● **CHALLENGE**
Examine the entries and show every line in which the word "JSON" is found.

● **STORED DATA**
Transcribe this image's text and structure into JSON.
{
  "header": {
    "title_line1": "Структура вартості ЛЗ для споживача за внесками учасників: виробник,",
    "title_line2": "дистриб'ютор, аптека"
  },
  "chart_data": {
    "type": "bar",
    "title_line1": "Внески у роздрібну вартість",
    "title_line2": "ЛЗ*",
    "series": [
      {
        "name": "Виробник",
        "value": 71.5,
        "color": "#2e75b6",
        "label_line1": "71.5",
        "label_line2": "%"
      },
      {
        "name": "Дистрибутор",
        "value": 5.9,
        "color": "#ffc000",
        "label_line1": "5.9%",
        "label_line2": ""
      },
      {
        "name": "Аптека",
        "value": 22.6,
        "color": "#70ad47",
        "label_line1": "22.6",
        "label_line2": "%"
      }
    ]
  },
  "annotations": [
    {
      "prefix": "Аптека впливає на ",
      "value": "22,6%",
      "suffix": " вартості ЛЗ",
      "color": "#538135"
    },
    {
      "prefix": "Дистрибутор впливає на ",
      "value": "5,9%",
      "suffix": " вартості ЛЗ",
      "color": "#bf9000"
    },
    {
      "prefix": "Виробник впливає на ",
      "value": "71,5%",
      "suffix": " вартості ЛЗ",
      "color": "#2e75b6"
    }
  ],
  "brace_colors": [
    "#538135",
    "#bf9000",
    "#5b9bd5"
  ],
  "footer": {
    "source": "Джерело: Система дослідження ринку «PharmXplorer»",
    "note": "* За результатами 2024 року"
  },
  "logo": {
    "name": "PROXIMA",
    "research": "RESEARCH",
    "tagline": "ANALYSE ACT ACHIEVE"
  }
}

...

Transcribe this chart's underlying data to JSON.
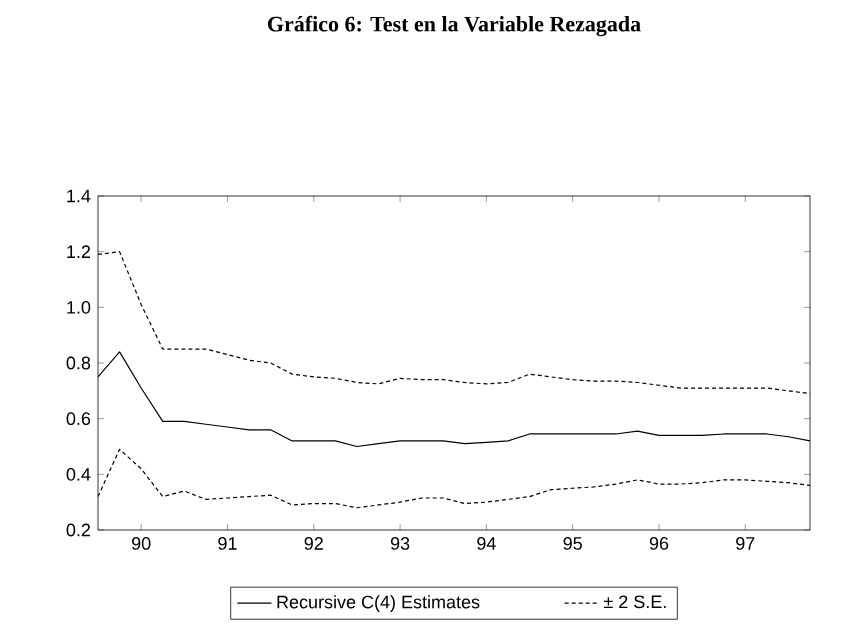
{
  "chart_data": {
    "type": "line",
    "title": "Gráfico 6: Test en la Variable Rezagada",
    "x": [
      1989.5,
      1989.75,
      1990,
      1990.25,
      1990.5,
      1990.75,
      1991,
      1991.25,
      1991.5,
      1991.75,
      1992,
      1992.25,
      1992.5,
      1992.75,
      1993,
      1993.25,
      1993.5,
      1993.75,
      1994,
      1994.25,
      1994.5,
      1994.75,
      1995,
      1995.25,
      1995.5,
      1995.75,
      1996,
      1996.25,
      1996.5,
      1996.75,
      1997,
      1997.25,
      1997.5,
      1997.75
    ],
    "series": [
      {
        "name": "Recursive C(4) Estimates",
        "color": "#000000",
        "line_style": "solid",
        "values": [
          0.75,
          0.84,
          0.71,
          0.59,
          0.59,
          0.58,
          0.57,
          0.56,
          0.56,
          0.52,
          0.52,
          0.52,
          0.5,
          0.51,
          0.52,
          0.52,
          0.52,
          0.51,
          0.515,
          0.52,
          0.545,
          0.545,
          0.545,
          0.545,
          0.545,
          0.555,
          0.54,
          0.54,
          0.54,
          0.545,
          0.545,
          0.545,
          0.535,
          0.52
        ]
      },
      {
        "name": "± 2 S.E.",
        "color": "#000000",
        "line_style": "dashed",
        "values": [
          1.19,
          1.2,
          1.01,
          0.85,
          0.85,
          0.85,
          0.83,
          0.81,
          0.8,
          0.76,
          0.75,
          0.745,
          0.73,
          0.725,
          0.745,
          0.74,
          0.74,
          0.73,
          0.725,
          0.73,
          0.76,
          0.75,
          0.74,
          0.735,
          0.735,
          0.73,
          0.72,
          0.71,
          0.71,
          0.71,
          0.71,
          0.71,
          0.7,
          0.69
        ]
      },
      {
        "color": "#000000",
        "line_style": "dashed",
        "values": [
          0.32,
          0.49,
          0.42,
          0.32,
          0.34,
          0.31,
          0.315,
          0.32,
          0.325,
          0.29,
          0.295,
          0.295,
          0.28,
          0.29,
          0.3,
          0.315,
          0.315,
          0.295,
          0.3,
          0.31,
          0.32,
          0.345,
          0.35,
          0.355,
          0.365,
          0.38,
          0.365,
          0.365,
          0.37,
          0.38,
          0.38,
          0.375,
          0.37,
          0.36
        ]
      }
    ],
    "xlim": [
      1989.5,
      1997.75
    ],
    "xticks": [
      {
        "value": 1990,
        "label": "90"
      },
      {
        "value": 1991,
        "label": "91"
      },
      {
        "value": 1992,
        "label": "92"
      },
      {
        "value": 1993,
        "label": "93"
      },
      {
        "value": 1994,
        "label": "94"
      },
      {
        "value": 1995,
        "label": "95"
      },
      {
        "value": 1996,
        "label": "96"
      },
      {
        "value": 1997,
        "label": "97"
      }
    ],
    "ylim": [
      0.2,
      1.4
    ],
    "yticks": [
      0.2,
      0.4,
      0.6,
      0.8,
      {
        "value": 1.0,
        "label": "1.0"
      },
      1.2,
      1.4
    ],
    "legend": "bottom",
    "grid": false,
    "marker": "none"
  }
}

==

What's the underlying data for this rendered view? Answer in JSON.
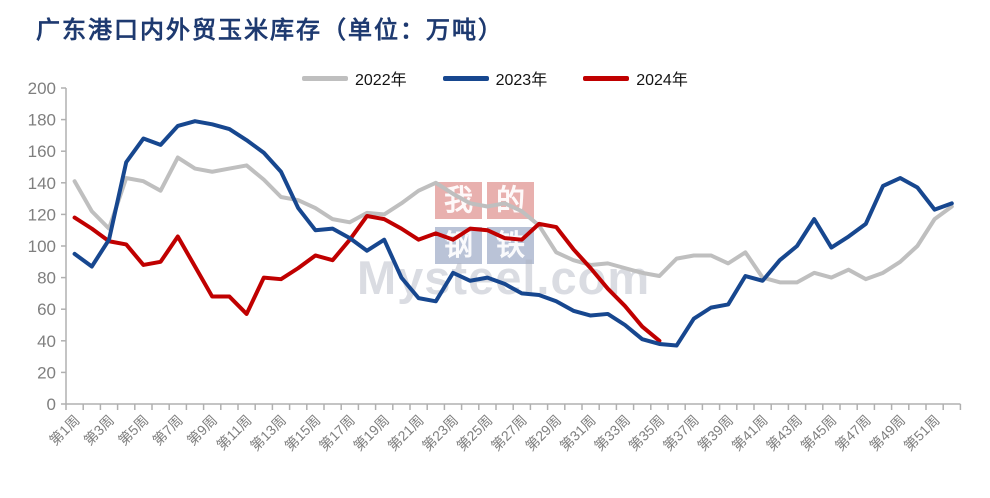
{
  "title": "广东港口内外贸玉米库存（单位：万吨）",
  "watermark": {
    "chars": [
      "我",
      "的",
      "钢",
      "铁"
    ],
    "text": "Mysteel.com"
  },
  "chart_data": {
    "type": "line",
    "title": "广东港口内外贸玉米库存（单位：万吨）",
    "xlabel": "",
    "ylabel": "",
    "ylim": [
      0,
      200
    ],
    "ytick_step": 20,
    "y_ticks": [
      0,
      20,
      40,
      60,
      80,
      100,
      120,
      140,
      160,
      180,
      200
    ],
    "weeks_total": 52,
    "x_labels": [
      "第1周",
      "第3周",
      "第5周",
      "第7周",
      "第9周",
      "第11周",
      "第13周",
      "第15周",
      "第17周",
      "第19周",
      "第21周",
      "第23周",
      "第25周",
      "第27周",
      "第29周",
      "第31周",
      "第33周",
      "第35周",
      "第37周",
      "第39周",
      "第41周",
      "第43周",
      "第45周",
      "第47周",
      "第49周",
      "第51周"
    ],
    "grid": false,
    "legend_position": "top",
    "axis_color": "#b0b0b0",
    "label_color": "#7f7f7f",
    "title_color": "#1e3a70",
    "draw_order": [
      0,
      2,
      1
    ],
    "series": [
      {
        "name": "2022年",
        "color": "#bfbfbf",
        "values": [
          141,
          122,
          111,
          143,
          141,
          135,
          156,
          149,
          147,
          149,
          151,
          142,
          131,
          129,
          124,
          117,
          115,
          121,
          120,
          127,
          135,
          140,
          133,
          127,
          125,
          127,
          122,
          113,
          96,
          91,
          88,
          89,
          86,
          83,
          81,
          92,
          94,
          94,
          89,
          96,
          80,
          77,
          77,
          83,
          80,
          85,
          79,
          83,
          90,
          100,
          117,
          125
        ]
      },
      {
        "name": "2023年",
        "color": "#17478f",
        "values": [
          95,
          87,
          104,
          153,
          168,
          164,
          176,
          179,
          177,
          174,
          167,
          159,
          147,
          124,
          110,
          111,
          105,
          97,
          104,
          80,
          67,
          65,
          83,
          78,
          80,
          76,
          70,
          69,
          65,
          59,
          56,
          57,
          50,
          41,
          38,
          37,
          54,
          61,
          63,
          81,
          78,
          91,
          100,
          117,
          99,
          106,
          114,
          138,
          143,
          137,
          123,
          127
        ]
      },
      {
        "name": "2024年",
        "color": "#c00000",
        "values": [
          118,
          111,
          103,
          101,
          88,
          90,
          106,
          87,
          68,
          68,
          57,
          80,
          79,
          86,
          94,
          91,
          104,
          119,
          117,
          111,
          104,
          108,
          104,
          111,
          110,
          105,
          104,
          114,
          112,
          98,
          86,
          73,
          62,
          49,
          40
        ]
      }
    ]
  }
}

● **SOLUTION TO THE EXERCISE**
Transcribe this image's text and structure into JSON.
Transcribe this chart's underlying data to JSON.
What's the underlying data for this rendered view? Answer in JSON.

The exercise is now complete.